— start AVAILABLE DATA —

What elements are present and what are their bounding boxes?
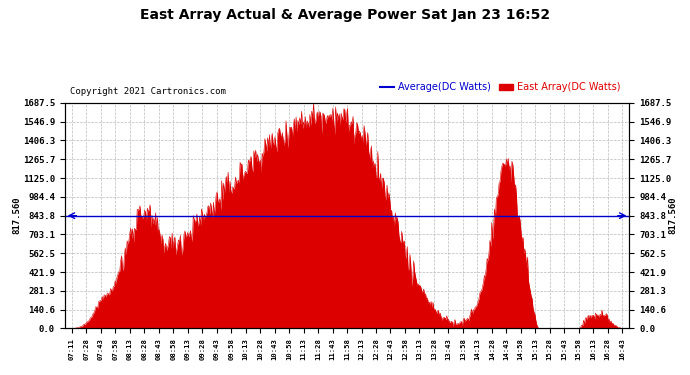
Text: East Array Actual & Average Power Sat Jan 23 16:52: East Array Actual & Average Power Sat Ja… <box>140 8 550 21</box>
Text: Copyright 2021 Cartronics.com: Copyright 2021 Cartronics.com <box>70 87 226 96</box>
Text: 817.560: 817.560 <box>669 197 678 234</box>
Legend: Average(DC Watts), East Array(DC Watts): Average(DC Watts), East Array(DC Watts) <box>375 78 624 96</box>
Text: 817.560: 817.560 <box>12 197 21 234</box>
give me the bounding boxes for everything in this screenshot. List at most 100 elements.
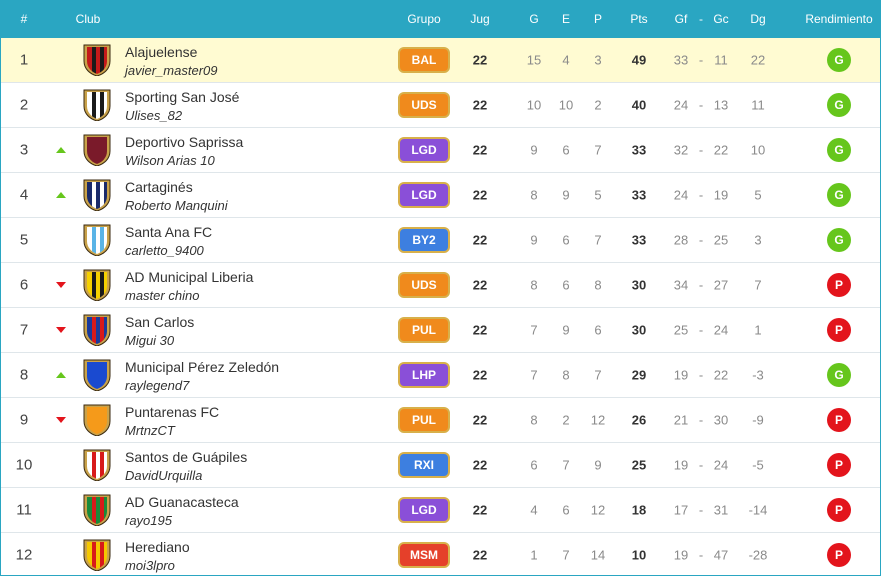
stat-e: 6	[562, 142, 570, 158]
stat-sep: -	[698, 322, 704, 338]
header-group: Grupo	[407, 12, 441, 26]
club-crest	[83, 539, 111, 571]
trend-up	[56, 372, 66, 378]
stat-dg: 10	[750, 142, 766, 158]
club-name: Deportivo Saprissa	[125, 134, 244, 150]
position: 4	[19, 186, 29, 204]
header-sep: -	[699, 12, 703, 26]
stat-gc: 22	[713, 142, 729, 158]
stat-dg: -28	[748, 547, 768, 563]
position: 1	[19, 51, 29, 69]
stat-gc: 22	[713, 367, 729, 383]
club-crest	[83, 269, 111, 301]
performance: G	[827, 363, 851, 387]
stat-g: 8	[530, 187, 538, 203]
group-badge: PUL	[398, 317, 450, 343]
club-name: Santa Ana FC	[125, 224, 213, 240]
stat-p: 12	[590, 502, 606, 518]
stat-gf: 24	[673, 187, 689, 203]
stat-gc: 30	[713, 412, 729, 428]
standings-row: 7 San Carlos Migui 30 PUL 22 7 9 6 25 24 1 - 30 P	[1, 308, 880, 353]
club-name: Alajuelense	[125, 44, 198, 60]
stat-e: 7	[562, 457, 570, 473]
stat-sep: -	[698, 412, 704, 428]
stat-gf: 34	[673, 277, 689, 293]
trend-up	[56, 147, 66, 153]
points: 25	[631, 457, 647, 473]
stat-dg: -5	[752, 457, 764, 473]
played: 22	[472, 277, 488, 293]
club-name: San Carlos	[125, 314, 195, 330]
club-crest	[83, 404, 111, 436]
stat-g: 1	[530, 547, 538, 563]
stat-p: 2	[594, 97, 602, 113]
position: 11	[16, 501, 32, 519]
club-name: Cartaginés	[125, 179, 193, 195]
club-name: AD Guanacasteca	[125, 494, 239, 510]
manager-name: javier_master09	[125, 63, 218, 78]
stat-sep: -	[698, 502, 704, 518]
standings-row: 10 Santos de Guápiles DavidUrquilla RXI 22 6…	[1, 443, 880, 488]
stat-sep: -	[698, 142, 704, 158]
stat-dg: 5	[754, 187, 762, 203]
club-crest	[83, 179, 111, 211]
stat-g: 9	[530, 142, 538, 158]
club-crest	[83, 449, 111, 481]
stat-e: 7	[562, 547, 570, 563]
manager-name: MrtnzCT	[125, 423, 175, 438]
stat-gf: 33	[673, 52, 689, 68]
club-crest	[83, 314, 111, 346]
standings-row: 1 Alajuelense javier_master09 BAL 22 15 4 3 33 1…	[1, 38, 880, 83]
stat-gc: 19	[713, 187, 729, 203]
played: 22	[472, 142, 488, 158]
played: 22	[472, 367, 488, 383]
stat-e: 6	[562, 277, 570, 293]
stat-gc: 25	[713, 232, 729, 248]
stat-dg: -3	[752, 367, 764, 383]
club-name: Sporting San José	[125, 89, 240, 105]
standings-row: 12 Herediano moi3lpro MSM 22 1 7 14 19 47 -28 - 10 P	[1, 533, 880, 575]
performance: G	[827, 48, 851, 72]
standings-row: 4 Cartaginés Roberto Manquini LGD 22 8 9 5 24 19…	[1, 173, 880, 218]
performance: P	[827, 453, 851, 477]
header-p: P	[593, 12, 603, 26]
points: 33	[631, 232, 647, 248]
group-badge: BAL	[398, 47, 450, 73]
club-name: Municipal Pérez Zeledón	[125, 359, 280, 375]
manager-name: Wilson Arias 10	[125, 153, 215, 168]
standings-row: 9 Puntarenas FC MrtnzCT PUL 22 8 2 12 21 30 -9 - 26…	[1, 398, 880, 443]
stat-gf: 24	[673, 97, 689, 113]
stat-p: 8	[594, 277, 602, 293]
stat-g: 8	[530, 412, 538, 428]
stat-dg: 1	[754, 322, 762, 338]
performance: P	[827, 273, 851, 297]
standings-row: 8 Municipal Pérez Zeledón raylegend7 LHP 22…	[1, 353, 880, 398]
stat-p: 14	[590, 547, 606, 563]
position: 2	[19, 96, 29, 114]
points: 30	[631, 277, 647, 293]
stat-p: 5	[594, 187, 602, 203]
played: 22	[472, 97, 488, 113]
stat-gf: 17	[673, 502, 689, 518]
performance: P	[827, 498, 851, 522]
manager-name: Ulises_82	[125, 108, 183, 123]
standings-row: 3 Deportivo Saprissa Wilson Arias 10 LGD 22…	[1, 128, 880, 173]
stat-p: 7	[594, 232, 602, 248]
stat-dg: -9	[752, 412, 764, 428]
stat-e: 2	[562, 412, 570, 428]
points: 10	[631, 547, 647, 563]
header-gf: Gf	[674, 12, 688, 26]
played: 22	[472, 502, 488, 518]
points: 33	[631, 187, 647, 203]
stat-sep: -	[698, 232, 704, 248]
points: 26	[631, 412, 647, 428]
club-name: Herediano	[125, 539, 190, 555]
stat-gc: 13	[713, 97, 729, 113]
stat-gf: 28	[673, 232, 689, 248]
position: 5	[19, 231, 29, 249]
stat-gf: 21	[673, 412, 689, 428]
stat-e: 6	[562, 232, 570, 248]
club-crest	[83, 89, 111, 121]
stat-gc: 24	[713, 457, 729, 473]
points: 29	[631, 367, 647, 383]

— end AVAILABLE DATA —

* AIM OF THE TASK *
Give all of these lines again with "club-name" substituted by "team-name" wherever it occurs, and leave everything else unchanged. Omit the pictures from your answer.

* OUTPUT FOR THIS EXERCISE *
What elements are present and what are their bounding boxes?
Text: East Array Actual & Average Power Sat Jan 23 16:52: East Array Actual & Average Power Sat Ja… <box>140 8 550 21</box>
Text: Copyright 2021 Cartronics.com: Copyright 2021 Cartronics.com <box>70 87 226 96</box>
Text: 817.560: 817.560 <box>669 197 678 234</box>
Legend: Average(DC Watts), East Array(DC Watts): Average(DC Watts), East Array(DC Watts) <box>375 78 624 96</box>
Text: 817.560: 817.560 <box>12 197 21 234</box>
give me the bounding boxes for everything in this screenshot. List at most 100 elements.
stat-e: 6	[562, 142, 570, 158]
stat-sep: -	[698, 322, 704, 338]
header-group: Grupo	[407, 12, 441, 26]
club-crest	[83, 539, 111, 571]
trend-up	[56, 372, 66, 378]
stat-dg: 10	[750, 142, 766, 158]
team-name: Deportivo Saprissa	[125, 134, 244, 150]
position: 4	[19, 186, 29, 204]
header-sep: -	[699, 12, 703, 26]
stat-gc: 22	[713, 142, 729, 158]
stat-dg: -28	[748, 547, 768, 563]
position: 1	[19, 51, 29, 69]
stat-gc: 22	[713, 367, 729, 383]
club-crest	[83, 269, 111, 301]
performance: G	[827, 363, 851, 387]
stat-g: 8	[530, 187, 538, 203]
group-badge: PUL	[398, 317, 450, 343]
team-name: Santa Ana FC	[125, 224, 213, 240]
stat-p: 12	[590, 502, 606, 518]
stat-gf: 24	[673, 187, 689, 203]
stat-gc: 30	[713, 412, 729, 428]
standings-row: 7 San Carlos Migui 30 PUL 22 7 9 6 25 24 1 - 30 P	[1, 308, 880, 353]
team-name: Alajuelense	[125, 44, 198, 60]
stat-e: 7	[562, 457, 570, 473]
stat-sep: -	[698, 412, 704, 428]
stat-gf: 34	[673, 277, 689, 293]
trend-up	[56, 147, 66, 153]
points: 25	[631, 457, 647, 473]
stat-dg: -5	[752, 457, 764, 473]
played: 22	[472, 277, 488, 293]
team-name: San Carlos	[125, 314, 195, 330]
club-crest	[83, 404, 111, 436]
stat-g: 1	[530, 547, 538, 563]
stat-p: 2	[594, 97, 602, 113]
position: 11	[16, 501, 32, 519]
team-name: Cartaginés	[125, 179, 193, 195]
team-name: AD Guanacasteca	[125, 494, 239, 510]
manager-name: javier_master09	[125, 63, 218, 78]
stat-sep: -	[698, 502, 704, 518]
standings-row: 10 Santos de Guápiles DavidUrquilla RXI 22 6…	[1, 443, 880, 488]
stat-sep: -	[698, 142, 704, 158]
stat-dg: 5	[754, 187, 762, 203]
club-crest	[83, 179, 111, 211]
stat-g: 9	[530, 142, 538, 158]
club-crest	[83, 449, 111, 481]
stat-e: 7	[562, 547, 570, 563]
manager-name: MrtnzCT	[125, 423, 175, 438]
stat-gf: 33	[673, 52, 689, 68]
club-crest	[83, 314, 111, 346]
standings-row: 1 Alajuelense javier_master09 BAL 22 15 4 3 33 1…	[1, 38, 880, 83]
stat-gc: 19	[713, 187, 729, 203]
played: 22	[472, 142, 488, 158]
played: 22	[472, 367, 488, 383]
stat-e: 6	[562, 277, 570, 293]
stat-gc: 25	[713, 232, 729, 248]
stat-dg: -3	[752, 367, 764, 383]
team-name: Sporting San José	[125, 89, 240, 105]
standings-row: 12 Herediano moi3lpro MSM 22 1 7 14 19 47 -28 - 10 P	[1, 533, 880, 575]
performance: G	[827, 48, 851, 72]
standings-row: 4 Cartaginés Roberto Manquini LGD 22 8 9 5 24 19…	[1, 173, 880, 218]
performance: P	[827, 453, 851, 477]
header-p: P	[593, 12, 603, 26]
points: 33	[631, 232, 647, 248]
group-badge: BAL	[398, 47, 450, 73]
team-name: Municipal Pérez Zeledón	[125, 359, 280, 375]
manager-name: Wilson Arias 10	[125, 153, 215, 168]
standings-row: 9 Puntarenas FC MrtnzCT PUL 22 8 2 12 21 30 -9 - 26…	[1, 398, 880, 443]
stat-gf: 24	[673, 97, 689, 113]
stat-p: 8	[594, 277, 602, 293]
stat-g: 8	[530, 412, 538, 428]
stat-dg: 1	[754, 322, 762, 338]
performance: P	[827, 273, 851, 297]
standings-row: 8 Municipal Pérez Zeledón raylegend7 LHP 22…	[1, 353, 880, 398]
stat-p: 14	[590, 547, 606, 563]
position: 2	[19, 96, 29, 114]
points: 30	[631, 277, 647, 293]
stat-p: 5	[594, 187, 602, 203]
played: 22	[472, 97, 488, 113]
stat-gf: 17	[673, 502, 689, 518]
performance: P	[827, 498, 851, 522]
manager-name: Ulises_82	[125, 108, 183, 123]
standings-row: 3 Deportivo Saprissa Wilson Arias 10 LGD 22…	[1, 128, 880, 173]
stat-p: 7	[594, 232, 602, 248]
stat-dg: -9	[752, 412, 764, 428]
stat-e: 2	[562, 412, 570, 428]
points: 10	[631, 547, 647, 563]
header-gf: Gf	[674, 12, 688, 26]
played: 22	[472, 502, 488, 518]
points: 33	[631, 187, 647, 203]
stat-sep: -	[698, 232, 704, 248]
points: 26	[631, 412, 647, 428]
team-name: Herediano	[125, 539, 190, 555]
stat-gc: 13	[713, 97, 729, 113]
stat-gf: 28	[673, 232, 689, 248]
position: 5	[19, 231, 29, 249]
stat-gf: 21	[673, 412, 689, 428]
stat-e: 6	[562, 232, 570, 248]
club-crest	[83, 89, 111, 121]
stat-gc: 24	[713, 457, 729, 473]
points: 29	[631, 367, 647, 383]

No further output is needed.